Supplied records start
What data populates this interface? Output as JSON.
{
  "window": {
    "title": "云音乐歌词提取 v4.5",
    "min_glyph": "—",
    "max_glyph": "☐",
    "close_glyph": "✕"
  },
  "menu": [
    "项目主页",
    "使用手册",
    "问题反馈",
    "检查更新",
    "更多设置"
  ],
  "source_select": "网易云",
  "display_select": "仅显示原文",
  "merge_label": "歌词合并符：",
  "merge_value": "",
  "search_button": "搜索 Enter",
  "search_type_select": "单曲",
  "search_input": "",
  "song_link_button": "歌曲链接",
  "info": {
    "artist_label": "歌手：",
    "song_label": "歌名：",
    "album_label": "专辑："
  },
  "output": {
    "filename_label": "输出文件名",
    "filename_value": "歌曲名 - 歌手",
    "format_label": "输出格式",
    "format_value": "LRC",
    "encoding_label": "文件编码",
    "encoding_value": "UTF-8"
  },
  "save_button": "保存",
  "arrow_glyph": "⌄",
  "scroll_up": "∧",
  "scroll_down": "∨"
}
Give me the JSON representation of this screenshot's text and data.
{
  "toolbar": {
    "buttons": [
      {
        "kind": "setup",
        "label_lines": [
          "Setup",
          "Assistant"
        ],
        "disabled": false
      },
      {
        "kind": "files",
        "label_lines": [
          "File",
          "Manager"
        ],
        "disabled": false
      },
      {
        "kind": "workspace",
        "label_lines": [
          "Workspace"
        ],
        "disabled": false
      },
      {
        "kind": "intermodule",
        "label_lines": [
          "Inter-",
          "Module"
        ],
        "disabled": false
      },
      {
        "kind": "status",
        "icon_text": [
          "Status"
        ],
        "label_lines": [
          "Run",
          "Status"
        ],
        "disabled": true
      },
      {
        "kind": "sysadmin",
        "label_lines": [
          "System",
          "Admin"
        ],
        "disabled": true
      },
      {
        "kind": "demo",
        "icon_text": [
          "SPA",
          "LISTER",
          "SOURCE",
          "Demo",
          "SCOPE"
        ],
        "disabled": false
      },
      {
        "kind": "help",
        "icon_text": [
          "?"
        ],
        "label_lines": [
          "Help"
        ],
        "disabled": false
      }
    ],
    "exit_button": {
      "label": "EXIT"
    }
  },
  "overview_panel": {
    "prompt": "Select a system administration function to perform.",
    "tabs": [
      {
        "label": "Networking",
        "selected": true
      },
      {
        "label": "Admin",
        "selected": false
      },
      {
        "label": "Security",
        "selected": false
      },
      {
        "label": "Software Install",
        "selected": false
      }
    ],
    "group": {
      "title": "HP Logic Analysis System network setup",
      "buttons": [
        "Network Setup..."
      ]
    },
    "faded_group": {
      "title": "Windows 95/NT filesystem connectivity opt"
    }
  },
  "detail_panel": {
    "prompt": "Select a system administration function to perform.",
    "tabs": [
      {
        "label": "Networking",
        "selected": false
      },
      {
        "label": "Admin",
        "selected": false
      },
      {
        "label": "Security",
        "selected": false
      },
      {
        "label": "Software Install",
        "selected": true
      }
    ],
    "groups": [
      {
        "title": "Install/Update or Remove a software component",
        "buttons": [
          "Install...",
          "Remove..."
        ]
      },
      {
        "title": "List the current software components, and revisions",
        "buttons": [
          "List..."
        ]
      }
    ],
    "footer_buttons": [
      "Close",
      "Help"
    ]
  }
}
Supplied records end
=== Your goal ===
Sift through the entries and copy every line with "data".

=== Output below ===
What data populates this interface? Output as JSON.
Give me the JSON representation of this screenshot's text and data.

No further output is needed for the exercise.